WORK TO BE COMPLETED -
Every line that includes the word "value" is to be listed.

RECORDS PROVIDED -
────────

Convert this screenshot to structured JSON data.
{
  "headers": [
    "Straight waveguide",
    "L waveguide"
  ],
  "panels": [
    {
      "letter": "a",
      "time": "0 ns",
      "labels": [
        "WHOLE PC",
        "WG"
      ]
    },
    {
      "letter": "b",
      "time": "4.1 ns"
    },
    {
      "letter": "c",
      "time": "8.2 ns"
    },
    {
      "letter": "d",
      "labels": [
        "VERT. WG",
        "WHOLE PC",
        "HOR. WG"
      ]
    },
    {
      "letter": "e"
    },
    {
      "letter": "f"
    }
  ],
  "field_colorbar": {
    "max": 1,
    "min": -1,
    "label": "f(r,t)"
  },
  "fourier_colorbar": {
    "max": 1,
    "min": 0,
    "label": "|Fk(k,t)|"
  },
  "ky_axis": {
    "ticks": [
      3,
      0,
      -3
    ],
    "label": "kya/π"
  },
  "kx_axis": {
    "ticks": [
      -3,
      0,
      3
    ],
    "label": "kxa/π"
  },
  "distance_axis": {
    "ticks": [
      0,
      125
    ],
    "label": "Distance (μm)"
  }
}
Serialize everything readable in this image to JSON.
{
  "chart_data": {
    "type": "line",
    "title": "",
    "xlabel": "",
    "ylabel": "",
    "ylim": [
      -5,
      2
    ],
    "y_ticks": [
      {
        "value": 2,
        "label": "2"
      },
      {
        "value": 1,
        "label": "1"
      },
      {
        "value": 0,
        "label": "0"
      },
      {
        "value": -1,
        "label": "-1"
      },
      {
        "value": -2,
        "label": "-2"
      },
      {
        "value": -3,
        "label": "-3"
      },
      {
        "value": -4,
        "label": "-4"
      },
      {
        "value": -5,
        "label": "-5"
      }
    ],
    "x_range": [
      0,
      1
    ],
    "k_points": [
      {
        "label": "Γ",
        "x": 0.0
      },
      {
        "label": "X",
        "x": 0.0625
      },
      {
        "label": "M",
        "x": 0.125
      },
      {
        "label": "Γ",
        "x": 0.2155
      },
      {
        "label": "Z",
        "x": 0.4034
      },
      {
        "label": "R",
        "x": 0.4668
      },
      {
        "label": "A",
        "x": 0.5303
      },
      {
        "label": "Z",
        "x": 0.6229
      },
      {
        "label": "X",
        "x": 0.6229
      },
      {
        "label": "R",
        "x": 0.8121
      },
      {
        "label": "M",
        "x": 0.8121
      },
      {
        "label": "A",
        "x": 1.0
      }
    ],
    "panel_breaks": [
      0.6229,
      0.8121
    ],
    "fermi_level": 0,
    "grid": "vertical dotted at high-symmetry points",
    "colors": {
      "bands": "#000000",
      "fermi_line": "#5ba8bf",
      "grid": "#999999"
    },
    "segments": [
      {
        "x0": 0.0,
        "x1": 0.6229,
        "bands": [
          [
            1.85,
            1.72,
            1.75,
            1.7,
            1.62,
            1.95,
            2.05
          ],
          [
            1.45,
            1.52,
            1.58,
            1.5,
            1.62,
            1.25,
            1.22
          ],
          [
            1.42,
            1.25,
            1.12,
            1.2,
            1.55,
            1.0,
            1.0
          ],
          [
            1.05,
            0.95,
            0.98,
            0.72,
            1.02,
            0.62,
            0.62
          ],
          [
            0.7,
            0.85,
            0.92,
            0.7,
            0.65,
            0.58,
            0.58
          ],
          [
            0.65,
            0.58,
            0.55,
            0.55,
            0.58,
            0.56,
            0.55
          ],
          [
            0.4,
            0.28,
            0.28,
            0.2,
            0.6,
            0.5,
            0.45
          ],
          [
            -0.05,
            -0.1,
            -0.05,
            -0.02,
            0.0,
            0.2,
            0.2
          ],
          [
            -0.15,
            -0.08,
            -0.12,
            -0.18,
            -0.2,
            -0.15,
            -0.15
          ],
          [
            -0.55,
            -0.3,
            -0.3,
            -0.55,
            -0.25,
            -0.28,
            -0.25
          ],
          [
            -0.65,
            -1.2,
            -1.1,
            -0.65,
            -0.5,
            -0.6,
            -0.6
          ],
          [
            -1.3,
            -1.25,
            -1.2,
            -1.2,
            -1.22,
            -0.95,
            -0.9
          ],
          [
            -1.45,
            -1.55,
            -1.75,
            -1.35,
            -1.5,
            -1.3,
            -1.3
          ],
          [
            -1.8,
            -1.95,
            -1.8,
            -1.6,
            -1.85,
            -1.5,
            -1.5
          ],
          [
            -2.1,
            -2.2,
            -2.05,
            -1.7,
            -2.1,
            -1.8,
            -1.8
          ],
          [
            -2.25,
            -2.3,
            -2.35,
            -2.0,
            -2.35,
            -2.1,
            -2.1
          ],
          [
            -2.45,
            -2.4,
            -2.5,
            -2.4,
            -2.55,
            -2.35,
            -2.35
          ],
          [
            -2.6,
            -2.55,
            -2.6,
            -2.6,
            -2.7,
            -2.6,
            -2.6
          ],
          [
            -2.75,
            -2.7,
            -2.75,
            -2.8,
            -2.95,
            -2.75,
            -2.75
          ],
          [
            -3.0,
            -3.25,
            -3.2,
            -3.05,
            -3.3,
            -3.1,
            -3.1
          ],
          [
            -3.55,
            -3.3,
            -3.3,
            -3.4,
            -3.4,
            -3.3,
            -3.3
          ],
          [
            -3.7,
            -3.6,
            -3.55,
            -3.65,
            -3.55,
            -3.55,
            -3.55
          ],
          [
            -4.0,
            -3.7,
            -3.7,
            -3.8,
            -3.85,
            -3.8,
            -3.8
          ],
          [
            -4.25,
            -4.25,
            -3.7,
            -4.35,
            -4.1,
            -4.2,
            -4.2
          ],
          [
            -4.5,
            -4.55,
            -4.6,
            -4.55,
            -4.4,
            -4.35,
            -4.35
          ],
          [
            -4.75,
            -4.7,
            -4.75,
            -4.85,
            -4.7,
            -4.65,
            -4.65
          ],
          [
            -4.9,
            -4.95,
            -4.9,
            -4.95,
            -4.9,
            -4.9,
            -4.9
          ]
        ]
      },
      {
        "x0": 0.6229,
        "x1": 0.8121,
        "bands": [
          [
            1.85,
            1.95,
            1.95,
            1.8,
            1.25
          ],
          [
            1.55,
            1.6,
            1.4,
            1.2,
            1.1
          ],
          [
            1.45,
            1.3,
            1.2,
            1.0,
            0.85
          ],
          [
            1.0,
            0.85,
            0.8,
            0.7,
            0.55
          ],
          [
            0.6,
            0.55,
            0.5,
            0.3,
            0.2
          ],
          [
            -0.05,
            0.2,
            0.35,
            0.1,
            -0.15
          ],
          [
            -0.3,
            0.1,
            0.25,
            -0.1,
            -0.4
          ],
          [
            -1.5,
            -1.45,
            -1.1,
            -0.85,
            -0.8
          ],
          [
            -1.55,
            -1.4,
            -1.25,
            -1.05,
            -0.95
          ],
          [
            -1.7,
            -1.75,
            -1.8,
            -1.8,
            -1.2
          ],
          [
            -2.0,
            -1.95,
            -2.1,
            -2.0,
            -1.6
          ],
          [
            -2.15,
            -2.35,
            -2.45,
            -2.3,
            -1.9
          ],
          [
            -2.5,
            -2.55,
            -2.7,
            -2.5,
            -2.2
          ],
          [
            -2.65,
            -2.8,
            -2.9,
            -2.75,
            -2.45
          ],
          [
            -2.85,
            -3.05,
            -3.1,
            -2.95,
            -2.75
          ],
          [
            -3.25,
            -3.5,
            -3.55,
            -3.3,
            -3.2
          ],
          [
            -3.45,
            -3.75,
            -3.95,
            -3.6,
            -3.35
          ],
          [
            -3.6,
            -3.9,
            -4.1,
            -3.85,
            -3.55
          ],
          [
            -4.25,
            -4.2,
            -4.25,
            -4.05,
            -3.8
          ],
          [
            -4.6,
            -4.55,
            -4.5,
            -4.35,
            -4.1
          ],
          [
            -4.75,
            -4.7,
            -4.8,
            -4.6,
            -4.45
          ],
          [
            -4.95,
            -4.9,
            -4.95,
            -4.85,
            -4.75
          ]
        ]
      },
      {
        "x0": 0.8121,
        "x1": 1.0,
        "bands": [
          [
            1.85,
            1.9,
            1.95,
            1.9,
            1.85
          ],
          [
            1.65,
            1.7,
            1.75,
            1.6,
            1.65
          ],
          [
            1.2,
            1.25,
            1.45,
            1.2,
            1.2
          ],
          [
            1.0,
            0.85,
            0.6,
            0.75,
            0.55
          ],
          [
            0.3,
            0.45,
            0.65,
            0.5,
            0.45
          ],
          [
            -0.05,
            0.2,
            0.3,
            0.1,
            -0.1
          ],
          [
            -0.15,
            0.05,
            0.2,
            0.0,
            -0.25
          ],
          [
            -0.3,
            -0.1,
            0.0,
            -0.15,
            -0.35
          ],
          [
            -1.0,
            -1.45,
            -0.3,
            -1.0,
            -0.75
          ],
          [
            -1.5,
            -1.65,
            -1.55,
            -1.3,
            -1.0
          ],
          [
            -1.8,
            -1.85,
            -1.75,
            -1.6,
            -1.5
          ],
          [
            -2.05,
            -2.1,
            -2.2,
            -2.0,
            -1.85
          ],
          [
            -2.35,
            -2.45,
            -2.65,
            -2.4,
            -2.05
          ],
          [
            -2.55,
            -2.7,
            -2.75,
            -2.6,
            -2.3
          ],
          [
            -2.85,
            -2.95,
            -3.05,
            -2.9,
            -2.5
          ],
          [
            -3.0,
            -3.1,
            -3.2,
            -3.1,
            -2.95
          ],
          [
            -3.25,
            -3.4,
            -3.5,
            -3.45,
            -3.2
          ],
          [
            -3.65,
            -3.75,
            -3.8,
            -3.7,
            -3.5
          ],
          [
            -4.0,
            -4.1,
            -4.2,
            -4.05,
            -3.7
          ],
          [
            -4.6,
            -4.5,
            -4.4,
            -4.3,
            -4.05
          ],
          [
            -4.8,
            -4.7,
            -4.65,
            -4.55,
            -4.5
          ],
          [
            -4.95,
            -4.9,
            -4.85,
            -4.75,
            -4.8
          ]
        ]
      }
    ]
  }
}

────────

RESPONSE TO THE TASK -
        "value": 2,
        "value": 1,
        "value": 0,
        "value": -1,
        "value": -2,
        "value": -3,
        "value": -4,
        "value": -5,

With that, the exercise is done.